**** AVAILABLE RECORDS

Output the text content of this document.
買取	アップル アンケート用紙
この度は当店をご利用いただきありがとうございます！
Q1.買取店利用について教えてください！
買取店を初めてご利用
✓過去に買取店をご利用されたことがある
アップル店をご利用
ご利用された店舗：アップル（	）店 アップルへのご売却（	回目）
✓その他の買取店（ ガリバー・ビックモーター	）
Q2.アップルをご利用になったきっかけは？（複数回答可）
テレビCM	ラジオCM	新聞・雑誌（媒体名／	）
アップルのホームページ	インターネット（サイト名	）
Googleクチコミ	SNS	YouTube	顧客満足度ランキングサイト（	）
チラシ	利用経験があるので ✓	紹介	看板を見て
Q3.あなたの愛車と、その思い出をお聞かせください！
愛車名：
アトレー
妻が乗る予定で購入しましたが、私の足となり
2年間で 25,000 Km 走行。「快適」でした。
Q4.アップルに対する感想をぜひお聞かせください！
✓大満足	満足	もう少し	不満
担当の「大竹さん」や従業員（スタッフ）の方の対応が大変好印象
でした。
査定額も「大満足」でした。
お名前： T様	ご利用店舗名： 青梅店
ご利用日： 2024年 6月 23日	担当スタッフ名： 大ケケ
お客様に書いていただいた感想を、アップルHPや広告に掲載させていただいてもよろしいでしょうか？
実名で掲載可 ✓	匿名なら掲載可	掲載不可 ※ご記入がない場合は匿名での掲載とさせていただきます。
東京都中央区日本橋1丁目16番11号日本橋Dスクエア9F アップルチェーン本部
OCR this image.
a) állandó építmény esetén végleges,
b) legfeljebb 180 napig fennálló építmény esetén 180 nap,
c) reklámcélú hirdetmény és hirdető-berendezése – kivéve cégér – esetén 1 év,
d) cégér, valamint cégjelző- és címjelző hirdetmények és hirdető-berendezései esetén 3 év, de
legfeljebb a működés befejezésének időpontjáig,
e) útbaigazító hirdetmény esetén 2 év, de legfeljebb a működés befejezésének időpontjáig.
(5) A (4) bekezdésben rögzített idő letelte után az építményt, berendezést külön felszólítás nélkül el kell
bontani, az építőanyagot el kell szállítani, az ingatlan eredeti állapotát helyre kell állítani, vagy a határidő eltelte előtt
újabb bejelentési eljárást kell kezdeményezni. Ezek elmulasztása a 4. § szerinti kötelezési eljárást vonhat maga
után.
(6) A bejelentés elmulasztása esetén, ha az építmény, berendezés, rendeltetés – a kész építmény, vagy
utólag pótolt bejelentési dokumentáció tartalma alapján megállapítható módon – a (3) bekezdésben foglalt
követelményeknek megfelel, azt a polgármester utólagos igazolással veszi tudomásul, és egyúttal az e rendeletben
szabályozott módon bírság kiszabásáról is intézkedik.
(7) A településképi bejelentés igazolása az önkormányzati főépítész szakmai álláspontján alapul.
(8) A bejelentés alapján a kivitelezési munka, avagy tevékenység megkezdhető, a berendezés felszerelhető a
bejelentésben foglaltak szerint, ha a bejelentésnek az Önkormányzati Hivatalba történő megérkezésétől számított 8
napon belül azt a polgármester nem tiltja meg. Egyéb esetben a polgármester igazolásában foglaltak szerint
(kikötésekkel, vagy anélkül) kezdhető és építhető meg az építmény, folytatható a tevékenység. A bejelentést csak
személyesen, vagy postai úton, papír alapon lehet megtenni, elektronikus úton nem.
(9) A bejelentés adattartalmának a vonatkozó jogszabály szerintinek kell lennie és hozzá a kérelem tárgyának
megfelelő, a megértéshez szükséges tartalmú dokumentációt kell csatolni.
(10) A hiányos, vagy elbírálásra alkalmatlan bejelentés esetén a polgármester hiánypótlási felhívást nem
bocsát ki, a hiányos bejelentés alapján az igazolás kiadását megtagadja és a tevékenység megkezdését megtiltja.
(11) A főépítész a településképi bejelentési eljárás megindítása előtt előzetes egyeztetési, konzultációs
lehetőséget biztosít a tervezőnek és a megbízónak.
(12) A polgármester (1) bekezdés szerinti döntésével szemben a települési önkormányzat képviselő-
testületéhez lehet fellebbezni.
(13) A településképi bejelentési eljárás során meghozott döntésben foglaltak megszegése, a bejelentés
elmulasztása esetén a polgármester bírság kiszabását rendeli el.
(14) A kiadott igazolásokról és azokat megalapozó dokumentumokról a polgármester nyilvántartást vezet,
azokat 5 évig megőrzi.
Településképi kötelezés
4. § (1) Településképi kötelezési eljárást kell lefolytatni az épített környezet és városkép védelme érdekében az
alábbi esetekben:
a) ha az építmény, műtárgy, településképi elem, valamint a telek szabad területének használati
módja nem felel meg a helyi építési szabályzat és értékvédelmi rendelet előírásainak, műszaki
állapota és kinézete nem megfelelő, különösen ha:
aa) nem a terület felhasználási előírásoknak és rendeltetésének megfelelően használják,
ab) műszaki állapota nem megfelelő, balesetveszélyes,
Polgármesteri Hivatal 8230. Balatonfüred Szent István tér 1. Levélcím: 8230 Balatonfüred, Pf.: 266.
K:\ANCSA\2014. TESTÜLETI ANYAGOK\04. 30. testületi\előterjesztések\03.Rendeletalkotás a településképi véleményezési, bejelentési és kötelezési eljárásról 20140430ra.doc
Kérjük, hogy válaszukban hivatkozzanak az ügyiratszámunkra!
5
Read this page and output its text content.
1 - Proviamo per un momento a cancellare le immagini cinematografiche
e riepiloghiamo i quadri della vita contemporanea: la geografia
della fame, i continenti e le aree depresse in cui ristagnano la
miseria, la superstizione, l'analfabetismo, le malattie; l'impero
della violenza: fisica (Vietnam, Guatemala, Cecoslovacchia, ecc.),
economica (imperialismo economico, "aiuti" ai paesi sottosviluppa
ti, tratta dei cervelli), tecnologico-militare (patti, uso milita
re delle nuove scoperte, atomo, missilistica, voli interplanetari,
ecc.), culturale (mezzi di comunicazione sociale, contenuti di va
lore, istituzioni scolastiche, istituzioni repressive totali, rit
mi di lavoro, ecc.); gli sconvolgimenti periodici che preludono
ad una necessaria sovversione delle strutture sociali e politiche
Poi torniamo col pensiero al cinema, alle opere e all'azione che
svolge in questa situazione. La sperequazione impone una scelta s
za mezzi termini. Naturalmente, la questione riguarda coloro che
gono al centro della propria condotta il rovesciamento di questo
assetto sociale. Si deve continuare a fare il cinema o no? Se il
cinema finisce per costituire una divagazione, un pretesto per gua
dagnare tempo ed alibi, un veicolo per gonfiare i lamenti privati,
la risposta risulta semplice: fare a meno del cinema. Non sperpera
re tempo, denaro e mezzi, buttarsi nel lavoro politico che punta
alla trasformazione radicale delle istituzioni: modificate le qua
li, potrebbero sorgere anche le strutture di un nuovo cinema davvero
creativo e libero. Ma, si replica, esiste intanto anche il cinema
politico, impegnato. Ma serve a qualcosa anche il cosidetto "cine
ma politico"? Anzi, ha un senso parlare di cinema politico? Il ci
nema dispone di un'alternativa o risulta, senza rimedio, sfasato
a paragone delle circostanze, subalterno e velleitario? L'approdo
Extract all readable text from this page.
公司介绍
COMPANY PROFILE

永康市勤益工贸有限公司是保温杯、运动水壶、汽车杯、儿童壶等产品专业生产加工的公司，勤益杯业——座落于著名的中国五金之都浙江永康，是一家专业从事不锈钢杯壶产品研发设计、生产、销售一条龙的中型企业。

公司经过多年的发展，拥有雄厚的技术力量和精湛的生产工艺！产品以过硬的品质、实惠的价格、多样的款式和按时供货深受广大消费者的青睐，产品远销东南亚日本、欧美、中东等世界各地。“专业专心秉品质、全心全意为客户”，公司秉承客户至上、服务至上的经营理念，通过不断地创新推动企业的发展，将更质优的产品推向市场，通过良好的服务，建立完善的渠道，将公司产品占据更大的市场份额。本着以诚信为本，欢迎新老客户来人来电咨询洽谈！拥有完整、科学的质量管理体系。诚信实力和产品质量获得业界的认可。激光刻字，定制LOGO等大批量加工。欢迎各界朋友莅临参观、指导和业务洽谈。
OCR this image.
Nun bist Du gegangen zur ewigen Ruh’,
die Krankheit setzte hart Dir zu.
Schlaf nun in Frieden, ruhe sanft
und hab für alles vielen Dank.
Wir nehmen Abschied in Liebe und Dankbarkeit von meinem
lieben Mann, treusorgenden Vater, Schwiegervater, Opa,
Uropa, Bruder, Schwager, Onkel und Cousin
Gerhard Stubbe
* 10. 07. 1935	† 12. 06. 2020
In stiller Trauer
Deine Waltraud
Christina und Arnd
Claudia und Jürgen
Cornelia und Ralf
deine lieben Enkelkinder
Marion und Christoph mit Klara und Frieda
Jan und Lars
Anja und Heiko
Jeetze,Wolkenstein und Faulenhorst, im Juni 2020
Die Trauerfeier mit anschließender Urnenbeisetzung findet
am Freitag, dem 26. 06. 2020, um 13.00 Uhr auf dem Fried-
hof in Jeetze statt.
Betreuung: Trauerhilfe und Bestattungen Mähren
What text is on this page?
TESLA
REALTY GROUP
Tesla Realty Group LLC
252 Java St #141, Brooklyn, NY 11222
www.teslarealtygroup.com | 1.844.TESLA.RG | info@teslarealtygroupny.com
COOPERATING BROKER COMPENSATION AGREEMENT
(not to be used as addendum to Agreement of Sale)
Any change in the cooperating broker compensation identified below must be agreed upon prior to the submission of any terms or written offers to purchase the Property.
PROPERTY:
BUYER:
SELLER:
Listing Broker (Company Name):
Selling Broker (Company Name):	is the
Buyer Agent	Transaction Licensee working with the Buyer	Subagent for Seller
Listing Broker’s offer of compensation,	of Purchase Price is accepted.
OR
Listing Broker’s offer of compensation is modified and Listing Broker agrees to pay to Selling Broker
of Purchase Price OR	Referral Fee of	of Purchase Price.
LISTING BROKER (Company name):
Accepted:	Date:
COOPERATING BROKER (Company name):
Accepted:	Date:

********

WRITTEN TASK: Which lines in the listing above hold the word "valamint"? Show each of them.

ANSWER IN FULL:
d) cégér, valamint cégjelző- és címjelző hirdetmények és hirdető-berendezései esetén 3 év, de
a) ha az építmény, műtárgy, településképi elem, valamint a telek szabad területének használati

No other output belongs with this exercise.